▸ **Entries provided**:

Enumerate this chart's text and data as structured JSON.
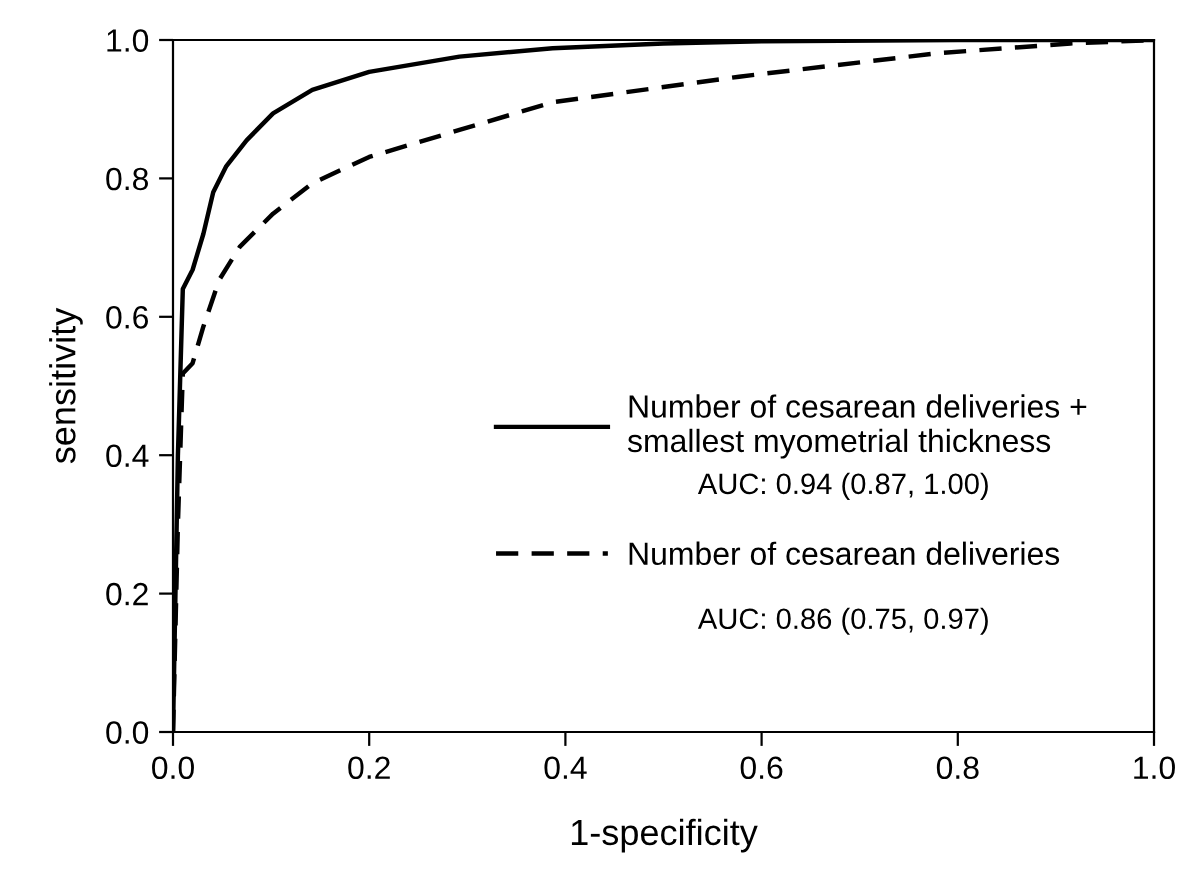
{
  "chart_data": {
    "type": "line",
    "xlabel": "1-specificity",
    "ylabel": "sensitivity",
    "series": [
      {
        "name": "Number of cesarean deliveries +\nsmallest myometrial thickness",
        "color": "#000000",
        "line_style": "solid",
        "x": [
          0,
          0.005,
          0.01,
          0.02,
          0.031,
          0.041,
          0.054,
          0.075,
          0.102,
          0.142,
          0.2,
          0.292,
          0.387,
          0.5,
          0.6,
          0.8,
          1.0
        ],
        "values": [
          0,
          0.4,
          0.64,
          0.668,
          0.72,
          0.78,
          0.817,
          0.855,
          0.894,
          0.928,
          0.954,
          0.976,
          0.988,
          0.995,
          0.998,
          1.0,
          1.0
        ]
      },
      {
        "name": "Number of cesarean deliveries",
        "color": "#000000",
        "line_style": "dashed",
        "x": [
          0,
          0.005,
          0.01,
          0.02,
          0.031,
          0.047,
          0.068,
          0.102,
          0.142,
          0.2,
          0.292,
          0.387,
          0.577,
          0.78,
          0.915,
          1.0
        ],
        "values": [
          0,
          0.3,
          0.518,
          0.533,
          0.586,
          0.653,
          0.701,
          0.749,
          0.793,
          0.831,
          0.87,
          0.91,
          0.947,
          0.981,
          0.995,
          1.0
        ]
      }
    ],
    "annotations": [
      "AUC: 0.94 (0.87, 1.00)",
      "AUC: 0.86 (0.75, 0.97)"
    ],
    "xlim": [
      0,
      1
    ],
    "ylim": [
      0,
      1
    ],
    "xticks": [
      {
        "value": 0,
        "label": "0.0"
      },
      0.2,
      0.4,
      0.6,
      0.8,
      {
        "value": 1,
        "label": "1.0"
      }
    ],
    "yticks": [
      {
        "value": 0,
        "label": "0.0"
      },
      0.2,
      0.4,
      0.6,
      0.8,
      {
        "value": 1,
        "label": "1.0"
      }
    ],
    "legend": "right",
    "grid": false
  }
}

▸ **The problem**: Repeat each line of the records above exactly, but do not copy the pictures.

▸ **Solution to this task**:
Enumerate this chart's text and data as structured JSON.
{
  "chart_data": {
    "type": "line",
    "xlabel": "1-specificity",
    "ylabel": "sensitivity",
    "series": [
      {
        "name": "Number of cesarean deliveries +\nsmallest myometrial thickness",
        "color": "#000000",
        "line_style": "solid",
        "x": [
          0,
          0.005,
          0.01,
          0.02,
          0.031,
          0.041,
          0.054,
          0.075,
          0.102,
          0.142,
          0.2,
          0.292,
          0.387,
          0.5,
          0.6,
          0.8,
          1.0
        ],
        "values": [
          0,
          0.4,
          0.64,
          0.668,
          0.72,
          0.78,
          0.817,
          0.855,
          0.894,
          0.928,
          0.954,
          0.976,
          0.988,
          0.995,
          0.998,
          1.0,
          1.0
        ]
      },
      {
        "name": "Number of cesarean deliveries",
        "color": "#000000",
        "line_style": "dashed",
        "x": [
          0,
          0.005,
          0.01,
          0.02,
          0.031,
          0.047,
          0.068,
          0.102,
          0.142,
          0.2,
          0.292,
          0.387,
          0.577,
          0.78,
          0.915,
          1.0
        ],
        "values": [
          0,
          0.3,
          0.518,
          0.533,
          0.586,
          0.653,
          0.701,
          0.749,
          0.793,
          0.831,
          0.87,
          0.91,
          0.947,
          0.981,
          0.995,
          1.0
        ]
      }
    ],
    "annotations": [
      "AUC: 0.94 (0.87, 1.00)",
      "AUC: 0.86 (0.75, 0.97)"
    ],
    "xlim": [
      0,
      1
    ],
    "ylim": [
      0,
      1
    ],
    "xticks": [
      {
        "value": 0,
        "label": "0.0"
      },
      0.2,
      0.4,
      0.6,
      0.8,
      {
        "value": 1,
        "label": "1.0"
      }
    ],
    "yticks": [
      {
        "value": 0,
        "label": "0.0"
      },
      0.2,
      0.4,
      0.6,
      0.8,
      {
        "value": 1,
        "label": "1.0"
      }
    ],
    "legend": "right",
    "grid": false
  }
}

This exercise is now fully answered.